== Supplied material
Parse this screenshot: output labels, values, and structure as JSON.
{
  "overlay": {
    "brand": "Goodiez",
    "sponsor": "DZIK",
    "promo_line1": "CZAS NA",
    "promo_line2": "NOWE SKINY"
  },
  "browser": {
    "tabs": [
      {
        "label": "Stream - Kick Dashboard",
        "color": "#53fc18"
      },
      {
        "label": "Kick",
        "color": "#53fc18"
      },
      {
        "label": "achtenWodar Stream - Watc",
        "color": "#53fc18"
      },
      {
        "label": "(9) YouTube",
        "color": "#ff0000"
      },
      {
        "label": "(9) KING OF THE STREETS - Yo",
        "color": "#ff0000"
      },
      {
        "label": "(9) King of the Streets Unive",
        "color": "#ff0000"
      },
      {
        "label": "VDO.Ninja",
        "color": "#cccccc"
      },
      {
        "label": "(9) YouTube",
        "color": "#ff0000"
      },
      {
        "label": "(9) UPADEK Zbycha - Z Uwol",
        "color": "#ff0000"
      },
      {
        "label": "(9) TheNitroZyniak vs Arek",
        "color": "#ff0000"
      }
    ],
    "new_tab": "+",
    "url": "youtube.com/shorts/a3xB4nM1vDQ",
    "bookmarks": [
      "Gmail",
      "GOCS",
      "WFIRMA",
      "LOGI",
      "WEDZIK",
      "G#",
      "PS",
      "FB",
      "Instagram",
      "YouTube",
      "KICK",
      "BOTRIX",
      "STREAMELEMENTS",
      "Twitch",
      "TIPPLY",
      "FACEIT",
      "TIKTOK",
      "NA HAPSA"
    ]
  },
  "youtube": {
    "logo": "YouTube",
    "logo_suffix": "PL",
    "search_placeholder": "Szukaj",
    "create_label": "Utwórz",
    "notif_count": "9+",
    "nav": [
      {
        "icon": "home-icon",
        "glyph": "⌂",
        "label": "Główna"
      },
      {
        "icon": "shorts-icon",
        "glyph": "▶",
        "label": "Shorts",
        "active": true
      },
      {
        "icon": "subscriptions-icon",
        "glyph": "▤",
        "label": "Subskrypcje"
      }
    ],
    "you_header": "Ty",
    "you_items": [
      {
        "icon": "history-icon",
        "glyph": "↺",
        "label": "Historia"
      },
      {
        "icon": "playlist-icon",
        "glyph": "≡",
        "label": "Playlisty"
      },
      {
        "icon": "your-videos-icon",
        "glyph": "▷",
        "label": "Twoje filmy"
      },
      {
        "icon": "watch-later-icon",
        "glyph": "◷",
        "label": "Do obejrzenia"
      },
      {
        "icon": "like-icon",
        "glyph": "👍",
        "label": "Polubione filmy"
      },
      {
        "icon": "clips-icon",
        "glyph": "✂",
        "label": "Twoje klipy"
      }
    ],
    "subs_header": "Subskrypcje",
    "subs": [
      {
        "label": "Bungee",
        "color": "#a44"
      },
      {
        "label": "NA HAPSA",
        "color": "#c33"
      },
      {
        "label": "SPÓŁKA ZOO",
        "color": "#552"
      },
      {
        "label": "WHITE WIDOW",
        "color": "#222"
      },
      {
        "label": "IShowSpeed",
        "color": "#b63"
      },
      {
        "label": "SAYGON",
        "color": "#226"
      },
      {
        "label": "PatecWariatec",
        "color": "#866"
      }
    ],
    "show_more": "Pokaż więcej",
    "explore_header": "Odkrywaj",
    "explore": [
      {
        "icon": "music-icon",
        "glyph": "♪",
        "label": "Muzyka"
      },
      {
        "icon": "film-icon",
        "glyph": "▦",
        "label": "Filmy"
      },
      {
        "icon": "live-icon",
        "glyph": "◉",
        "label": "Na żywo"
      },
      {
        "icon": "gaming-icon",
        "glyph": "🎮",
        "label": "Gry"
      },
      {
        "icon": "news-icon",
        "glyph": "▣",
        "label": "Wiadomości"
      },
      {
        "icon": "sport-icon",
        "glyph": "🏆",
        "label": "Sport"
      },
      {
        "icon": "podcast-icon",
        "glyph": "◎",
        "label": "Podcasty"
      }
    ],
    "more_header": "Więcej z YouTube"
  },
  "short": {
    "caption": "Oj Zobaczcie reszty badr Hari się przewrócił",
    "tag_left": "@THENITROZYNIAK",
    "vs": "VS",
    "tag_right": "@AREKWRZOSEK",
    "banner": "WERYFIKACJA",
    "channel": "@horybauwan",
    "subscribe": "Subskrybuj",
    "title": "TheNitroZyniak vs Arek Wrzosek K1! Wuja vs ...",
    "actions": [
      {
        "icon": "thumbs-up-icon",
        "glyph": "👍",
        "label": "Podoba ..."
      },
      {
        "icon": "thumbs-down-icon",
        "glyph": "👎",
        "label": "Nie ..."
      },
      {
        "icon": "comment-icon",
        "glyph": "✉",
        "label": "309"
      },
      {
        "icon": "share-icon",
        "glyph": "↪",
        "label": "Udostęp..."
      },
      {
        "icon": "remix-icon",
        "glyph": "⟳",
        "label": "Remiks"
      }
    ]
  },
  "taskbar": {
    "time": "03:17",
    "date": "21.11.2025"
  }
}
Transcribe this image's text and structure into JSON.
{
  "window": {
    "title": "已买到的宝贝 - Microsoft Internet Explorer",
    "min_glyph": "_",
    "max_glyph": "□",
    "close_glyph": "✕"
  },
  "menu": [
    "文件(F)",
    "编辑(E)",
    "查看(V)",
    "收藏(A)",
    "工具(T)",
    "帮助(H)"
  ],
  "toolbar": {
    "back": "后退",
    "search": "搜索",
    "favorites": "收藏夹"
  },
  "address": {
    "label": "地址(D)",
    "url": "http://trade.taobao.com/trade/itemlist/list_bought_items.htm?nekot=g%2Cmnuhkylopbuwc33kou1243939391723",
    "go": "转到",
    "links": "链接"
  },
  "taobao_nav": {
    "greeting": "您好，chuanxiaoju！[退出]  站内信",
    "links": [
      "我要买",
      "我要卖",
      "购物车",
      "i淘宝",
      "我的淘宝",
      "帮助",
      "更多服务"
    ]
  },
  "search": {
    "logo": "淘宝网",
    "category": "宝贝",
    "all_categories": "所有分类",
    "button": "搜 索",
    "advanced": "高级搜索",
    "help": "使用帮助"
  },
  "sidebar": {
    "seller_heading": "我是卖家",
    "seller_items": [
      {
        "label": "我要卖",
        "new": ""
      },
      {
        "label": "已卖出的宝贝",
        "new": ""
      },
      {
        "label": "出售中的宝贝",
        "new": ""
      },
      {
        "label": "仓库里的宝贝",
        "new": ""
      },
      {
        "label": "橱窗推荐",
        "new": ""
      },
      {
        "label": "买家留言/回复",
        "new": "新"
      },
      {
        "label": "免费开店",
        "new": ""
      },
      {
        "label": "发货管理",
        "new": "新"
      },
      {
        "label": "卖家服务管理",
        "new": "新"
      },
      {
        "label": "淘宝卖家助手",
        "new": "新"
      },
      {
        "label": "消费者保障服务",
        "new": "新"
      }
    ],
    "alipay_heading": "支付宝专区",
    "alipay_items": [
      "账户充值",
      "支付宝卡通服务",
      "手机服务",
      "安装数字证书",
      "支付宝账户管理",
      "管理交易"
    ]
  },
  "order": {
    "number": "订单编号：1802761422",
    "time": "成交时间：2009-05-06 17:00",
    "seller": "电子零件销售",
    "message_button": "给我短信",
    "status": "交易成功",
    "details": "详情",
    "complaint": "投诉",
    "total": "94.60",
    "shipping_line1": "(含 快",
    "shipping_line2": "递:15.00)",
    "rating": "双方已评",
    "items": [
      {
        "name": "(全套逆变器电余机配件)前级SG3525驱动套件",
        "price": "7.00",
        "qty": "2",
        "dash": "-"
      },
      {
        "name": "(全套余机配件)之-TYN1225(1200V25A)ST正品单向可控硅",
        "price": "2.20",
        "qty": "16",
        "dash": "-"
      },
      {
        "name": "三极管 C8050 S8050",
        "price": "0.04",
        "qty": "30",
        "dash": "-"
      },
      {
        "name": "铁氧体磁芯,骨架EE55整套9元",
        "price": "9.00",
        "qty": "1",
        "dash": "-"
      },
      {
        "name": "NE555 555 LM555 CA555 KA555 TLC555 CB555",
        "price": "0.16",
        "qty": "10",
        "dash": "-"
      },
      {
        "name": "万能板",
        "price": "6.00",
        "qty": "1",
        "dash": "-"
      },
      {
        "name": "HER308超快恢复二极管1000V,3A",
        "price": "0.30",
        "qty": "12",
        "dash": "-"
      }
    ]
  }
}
====
- _Work instructions_
Write out every line of the listing that holds the word "price".

- _Result of the exercise_
        "price": "7.00",
        "price": "2.20",
        "price": "0.04",
        "price": "9.00",
        "price": "0.16",
        "price": "6.00",
        "price": "0.30",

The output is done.